[START Task material]

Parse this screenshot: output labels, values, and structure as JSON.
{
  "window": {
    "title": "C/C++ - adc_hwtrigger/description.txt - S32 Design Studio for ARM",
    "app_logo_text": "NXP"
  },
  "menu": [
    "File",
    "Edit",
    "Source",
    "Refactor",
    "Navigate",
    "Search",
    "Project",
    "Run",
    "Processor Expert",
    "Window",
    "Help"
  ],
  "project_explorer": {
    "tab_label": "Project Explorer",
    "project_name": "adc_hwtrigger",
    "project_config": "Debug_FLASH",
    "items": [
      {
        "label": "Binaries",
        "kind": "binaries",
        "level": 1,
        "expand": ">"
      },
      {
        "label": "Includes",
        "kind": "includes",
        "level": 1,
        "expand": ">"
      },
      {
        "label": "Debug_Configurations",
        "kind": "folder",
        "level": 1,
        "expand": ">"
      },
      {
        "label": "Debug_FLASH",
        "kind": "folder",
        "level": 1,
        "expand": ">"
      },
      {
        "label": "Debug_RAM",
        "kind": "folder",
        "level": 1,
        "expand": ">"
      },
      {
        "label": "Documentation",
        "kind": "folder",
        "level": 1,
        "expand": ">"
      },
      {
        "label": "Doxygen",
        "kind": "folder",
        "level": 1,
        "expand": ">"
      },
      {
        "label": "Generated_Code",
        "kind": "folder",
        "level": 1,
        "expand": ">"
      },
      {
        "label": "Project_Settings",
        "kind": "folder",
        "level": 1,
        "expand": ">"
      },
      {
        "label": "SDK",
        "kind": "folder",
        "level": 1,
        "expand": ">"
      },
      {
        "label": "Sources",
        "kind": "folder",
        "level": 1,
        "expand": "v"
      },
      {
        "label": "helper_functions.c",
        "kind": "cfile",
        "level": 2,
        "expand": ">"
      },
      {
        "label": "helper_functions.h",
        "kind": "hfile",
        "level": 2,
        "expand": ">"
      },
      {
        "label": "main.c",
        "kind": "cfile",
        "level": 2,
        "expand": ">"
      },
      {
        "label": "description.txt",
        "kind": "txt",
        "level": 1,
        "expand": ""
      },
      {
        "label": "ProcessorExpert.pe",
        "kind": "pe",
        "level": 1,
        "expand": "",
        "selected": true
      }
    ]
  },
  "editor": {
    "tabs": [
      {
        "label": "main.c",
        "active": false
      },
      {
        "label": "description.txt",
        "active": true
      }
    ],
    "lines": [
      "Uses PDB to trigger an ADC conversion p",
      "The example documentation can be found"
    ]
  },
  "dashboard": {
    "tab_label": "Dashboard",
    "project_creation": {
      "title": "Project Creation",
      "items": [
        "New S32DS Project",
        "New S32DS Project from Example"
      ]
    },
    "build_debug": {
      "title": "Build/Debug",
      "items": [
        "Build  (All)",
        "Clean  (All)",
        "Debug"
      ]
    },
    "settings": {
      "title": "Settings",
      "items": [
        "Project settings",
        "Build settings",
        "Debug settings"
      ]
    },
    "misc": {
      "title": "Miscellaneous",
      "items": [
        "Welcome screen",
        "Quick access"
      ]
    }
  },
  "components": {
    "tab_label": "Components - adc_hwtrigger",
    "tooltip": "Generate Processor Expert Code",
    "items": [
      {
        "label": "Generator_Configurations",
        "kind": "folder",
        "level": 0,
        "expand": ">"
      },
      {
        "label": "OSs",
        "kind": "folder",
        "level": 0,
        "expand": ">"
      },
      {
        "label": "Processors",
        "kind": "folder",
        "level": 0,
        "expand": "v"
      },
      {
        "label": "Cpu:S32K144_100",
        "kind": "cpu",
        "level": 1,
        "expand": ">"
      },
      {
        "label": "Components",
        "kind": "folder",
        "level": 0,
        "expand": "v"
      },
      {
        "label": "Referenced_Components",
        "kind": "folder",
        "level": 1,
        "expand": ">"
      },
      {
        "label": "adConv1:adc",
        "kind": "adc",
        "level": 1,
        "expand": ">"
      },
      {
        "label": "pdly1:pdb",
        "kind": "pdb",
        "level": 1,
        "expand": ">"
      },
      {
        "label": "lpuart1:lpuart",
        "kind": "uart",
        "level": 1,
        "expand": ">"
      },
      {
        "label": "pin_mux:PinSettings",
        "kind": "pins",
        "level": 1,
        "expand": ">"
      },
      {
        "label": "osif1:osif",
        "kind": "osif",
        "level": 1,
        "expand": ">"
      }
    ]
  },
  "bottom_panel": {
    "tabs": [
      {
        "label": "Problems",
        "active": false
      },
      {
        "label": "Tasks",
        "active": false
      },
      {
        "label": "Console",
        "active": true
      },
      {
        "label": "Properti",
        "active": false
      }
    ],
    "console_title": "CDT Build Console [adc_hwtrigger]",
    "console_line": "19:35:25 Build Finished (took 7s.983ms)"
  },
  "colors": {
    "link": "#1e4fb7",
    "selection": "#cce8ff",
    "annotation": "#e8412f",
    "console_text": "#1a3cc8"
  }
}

[END Task material]

Write out the listing once more, matching it exactly.

Parse this screenshot: output labels, values, and structure as JSON.
{
  "window": {
    "title": "C/C++ - adc_hwtrigger/description.txt - S32 Design Studio for ARM",
    "app_logo_text": "NXP"
  },
  "menu": [
    "File",
    "Edit",
    "Source",
    "Refactor",
    "Navigate",
    "Search",
    "Project",
    "Run",
    "Processor Expert",
    "Window",
    "Help"
  ],
  "project_explorer": {
    "tab_label": "Project Explorer",
    "project_name": "adc_hwtrigger",
    "project_config": "Debug_FLASH",
    "items": [
      {
        "label": "Binaries",
        "kind": "binaries",
        "level": 1,
        "expand": ">"
      },
      {
        "label": "Includes",
        "kind": "includes",
        "level": 1,
        "expand": ">"
      },
      {
        "label": "Debug_Configurations",
        "kind": "folder",
        "level": 1,
        "expand": ">"
      },
      {
        "label": "Debug_FLASH",
        "kind": "folder",
        "level": 1,
        "expand": ">"
      },
      {
        "label": "Debug_RAM",
        "kind": "folder",
        "level": 1,
        "expand": ">"
      },
      {
        "label": "Documentation",
        "kind": "folder",
        "level": 1,
        "expand": ">"
      },
      {
        "label": "Doxygen",
        "kind": "folder",
        "level": 1,
        "expand": ">"
      },
      {
        "label": "Generated_Code",
        "kind": "folder",
        "level": 1,
        "expand": ">"
      },
      {
        "label": "Project_Settings",
        "kind": "folder",
        "level": 1,
        "expand": ">"
      },
      {
        "label": "SDK",
        "kind": "folder",
        "level": 1,
        "expand": ">"
      },
      {
        "label": "Sources",
        "kind": "folder",
        "level": 1,
        "expand": "v"
      },
      {
        "label": "helper_functions.c",
        "kind": "cfile",
        "level": 2,
        "expand": ">"
      },
      {
        "label": "helper_functions.h",
        "kind": "hfile",
        "level": 2,
        "expand": ">"
      },
      {
        "label": "main.c",
        "kind": "cfile",
        "level": 2,
        "expand": ">"
      },
      {
        "label": "description.txt",
        "kind": "txt",
        "level": 1,
        "expand": ""
      },
      {
        "label": "ProcessorExpert.pe",
        "kind": "pe",
        "level": 1,
        "expand": "",
        "selected": true
      }
    ]
  },
  "editor": {
    "tabs": [
      {
        "label": "main.c",
        "active": false
      },
      {
        "label": "description.txt",
        "active": true
      }
    ],
    "lines": [
      "Uses PDB to trigger an ADC conversion p",
      "The example documentation can be found"
    ]
  },
  "dashboard": {
    "tab_label": "Dashboard",
    "project_creation": {
      "title": "Project Creation",
      "items": [
        "New S32DS Project",
        "New S32DS Project from Example"
      ]
    },
    "build_debug": {
      "title": "Build/Debug",
      "items": [
        "Build  (All)",
        "Clean  (All)",
        "Debug"
      ]
    },
    "settings": {
      "title": "Settings",
      "items": [
        "Project settings",
        "Build settings",
        "Debug settings"
      ]
    },
    "misc": {
      "title": "Miscellaneous",
      "items": [
        "Welcome screen",
        "Quick access"
      ]
    }
  },
  "components": {
    "tab_label": "Components - adc_hwtrigger",
    "tooltip": "Generate Processor Expert Code",
    "items": [
      {
        "label": "Generator_Configurations",
        "kind": "folder",
        "level": 0,
        "expand": ">"
      },
      {
        "label": "OSs",
        "kind": "folder",
        "level": 0,
        "expand": ">"
      },
      {
        "label": "Processors",
        "kind": "folder",
        "level": 0,
        "expand": "v"
      },
      {
        "label": "Cpu:S32K144_100",
        "kind": "cpu",
        "level": 1,
        "expand": ">"
      },
      {
        "label": "Components",
        "kind": "folder",
        "level": 0,
        "expand": "v"
      },
      {
        "label": "Referenced_Components",
        "kind": "folder",
        "level": 1,
        "expand": ">"
      },
      {
        "label": "adConv1:adc",
        "kind": "adc",
        "level": 1,
        "expand": ">"
      },
      {
        "label": "pdly1:pdb",
        "kind": "pdb",
        "level": 1,
        "expand": ">"
      },
      {
        "label": "lpuart1:lpuart",
        "kind": "uart",
        "level": 1,
        "expand": ">"
      },
      {
        "label": "pin_mux:PinSettings",
        "kind": "pins",
        "level": 1,
        "expand": ">"
      },
      {
        "label": "osif1:osif",
        "kind": "osif",
        "level": 1,
        "expand": ">"
      }
    ]
  },
  "bottom_panel": {
    "tabs": [
      {
        "label": "Problems",
        "active": false
      },
      {
        "label": "Tasks",
        "active": false
      },
      {
        "label": "Console",
        "active": true
      },
      {
        "label": "Properti",
        "active": false
      }
    ],
    "console_title": "CDT Build Console [adc_hwtrigger]",
    "console_line": "19:35:25 Build Finished (took 7s.983ms)"
  },
  "colors": {
    "link": "#1e4fb7",
    "selection": "#cce8ff",
    "annotation": "#e8412f",
    "console_text": "#1a3cc8"
  }
}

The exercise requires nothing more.